INFORMATION GIVEN start
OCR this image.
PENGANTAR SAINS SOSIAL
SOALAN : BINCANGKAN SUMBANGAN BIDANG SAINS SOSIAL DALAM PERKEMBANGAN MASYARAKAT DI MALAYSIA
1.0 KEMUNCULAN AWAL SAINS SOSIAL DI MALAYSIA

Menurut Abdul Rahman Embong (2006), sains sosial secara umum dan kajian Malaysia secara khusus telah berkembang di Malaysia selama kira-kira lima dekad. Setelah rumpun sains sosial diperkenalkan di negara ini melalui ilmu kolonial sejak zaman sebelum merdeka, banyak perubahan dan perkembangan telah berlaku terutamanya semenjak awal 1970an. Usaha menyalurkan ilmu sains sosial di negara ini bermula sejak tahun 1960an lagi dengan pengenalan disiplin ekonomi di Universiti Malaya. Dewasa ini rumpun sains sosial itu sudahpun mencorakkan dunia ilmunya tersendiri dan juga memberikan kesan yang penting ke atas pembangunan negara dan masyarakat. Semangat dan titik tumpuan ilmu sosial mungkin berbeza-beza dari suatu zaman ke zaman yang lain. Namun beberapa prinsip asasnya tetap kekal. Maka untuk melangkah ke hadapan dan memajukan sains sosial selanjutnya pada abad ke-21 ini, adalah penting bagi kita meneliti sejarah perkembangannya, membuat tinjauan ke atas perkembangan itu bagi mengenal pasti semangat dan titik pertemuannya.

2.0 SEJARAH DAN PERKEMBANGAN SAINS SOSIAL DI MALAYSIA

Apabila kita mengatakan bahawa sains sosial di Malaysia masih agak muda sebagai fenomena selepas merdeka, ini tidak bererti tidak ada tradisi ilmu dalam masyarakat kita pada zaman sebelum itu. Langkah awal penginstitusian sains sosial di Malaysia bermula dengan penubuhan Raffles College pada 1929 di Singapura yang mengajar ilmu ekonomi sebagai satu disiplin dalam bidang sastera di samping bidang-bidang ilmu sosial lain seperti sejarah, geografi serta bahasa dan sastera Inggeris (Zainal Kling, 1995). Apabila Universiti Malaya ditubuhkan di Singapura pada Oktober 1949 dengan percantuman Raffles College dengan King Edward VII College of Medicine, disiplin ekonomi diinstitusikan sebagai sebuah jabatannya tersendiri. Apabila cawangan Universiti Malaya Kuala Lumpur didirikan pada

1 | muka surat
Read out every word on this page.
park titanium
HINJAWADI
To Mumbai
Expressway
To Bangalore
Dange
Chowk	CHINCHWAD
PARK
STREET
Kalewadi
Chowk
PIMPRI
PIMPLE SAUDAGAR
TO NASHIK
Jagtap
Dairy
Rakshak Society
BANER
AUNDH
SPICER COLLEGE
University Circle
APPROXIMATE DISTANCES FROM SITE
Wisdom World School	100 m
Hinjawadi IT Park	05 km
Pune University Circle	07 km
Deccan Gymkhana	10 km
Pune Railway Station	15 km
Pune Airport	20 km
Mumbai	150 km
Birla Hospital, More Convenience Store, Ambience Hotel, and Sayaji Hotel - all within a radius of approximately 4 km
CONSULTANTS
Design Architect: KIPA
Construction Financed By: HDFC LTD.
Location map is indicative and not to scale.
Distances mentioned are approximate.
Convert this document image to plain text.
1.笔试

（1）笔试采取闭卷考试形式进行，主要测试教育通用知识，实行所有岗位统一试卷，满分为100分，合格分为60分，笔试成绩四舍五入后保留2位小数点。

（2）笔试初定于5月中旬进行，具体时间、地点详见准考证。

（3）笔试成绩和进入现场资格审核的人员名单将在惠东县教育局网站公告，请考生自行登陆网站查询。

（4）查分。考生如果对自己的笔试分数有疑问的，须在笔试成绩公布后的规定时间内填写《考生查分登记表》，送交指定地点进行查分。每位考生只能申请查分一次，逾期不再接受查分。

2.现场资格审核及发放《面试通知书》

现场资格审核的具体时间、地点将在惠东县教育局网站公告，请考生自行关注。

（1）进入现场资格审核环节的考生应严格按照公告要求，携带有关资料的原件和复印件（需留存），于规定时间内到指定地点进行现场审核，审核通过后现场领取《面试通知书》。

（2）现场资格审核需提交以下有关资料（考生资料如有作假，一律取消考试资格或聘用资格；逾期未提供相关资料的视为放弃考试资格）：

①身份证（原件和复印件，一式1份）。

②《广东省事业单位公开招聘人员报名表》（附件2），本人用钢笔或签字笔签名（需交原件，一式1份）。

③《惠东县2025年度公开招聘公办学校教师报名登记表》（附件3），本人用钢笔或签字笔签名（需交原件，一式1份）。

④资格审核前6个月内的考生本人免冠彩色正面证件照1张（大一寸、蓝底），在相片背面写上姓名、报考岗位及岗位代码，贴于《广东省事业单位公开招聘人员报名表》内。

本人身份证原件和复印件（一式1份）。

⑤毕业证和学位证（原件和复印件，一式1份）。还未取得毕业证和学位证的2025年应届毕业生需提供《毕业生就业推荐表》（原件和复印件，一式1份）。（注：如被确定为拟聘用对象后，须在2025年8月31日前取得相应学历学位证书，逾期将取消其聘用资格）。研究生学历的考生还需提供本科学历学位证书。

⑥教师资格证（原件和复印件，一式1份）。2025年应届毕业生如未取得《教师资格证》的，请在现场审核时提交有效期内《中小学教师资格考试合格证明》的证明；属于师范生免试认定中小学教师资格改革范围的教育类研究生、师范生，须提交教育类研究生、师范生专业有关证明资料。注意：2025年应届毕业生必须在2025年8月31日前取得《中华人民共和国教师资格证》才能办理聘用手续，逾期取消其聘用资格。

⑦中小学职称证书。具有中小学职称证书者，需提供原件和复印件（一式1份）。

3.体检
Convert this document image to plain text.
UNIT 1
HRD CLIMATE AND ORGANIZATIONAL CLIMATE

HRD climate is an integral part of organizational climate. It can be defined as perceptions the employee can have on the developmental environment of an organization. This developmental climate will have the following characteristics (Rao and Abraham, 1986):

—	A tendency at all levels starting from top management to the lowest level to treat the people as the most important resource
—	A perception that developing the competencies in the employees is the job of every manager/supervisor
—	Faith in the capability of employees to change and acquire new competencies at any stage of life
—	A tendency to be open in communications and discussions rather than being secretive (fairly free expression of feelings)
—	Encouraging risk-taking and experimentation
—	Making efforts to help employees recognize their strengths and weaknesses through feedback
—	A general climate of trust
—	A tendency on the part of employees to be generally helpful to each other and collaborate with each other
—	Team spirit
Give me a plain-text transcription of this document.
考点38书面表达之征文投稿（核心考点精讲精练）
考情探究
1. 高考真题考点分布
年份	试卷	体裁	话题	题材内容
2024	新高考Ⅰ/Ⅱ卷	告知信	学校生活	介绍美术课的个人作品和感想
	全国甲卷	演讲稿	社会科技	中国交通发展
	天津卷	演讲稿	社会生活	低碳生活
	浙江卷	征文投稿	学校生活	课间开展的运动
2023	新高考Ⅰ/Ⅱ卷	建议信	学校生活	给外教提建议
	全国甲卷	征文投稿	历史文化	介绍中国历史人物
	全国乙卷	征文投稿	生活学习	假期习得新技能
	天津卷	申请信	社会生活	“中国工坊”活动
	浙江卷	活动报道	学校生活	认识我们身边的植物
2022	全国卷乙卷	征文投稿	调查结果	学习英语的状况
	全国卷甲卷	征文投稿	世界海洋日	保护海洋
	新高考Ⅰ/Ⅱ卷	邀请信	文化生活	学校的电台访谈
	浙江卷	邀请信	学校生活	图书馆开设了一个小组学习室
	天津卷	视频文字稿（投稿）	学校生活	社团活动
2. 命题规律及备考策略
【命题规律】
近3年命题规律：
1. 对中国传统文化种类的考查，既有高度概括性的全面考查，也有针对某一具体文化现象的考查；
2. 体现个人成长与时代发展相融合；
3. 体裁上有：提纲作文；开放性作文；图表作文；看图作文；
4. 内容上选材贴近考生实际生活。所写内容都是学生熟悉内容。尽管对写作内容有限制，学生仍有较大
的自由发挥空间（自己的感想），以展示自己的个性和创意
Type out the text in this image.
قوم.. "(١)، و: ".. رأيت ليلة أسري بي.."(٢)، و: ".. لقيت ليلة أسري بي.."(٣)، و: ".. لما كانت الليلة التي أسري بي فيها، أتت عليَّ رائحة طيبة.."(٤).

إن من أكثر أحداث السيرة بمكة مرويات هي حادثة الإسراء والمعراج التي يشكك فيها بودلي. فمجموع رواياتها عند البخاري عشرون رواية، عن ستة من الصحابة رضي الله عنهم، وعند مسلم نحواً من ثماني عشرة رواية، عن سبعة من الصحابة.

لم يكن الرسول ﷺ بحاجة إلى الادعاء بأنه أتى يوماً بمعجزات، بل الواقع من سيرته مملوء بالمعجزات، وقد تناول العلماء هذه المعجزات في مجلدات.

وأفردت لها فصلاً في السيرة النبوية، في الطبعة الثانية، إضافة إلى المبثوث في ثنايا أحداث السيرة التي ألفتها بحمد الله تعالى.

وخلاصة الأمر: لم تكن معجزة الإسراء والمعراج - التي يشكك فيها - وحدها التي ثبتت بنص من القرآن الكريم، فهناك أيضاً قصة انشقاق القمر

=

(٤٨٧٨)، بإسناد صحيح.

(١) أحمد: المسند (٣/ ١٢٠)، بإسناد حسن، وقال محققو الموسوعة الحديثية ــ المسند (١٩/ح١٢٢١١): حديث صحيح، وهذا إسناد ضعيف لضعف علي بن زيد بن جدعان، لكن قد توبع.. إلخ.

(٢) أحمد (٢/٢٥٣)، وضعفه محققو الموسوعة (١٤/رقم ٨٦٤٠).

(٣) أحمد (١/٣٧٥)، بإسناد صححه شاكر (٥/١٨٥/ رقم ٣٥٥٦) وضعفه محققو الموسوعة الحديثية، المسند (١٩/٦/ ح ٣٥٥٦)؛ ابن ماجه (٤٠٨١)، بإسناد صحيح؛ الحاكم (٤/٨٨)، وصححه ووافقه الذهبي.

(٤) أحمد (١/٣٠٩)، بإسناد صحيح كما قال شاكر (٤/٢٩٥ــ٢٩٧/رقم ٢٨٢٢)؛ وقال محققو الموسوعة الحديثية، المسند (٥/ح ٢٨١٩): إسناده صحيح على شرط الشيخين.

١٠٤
INFORMATION GIVEN end
TASK DETAILS:
Count how many lines in the data contain the word "بإسناد", giving the number without comment.

WRITTEN ANSWER:
4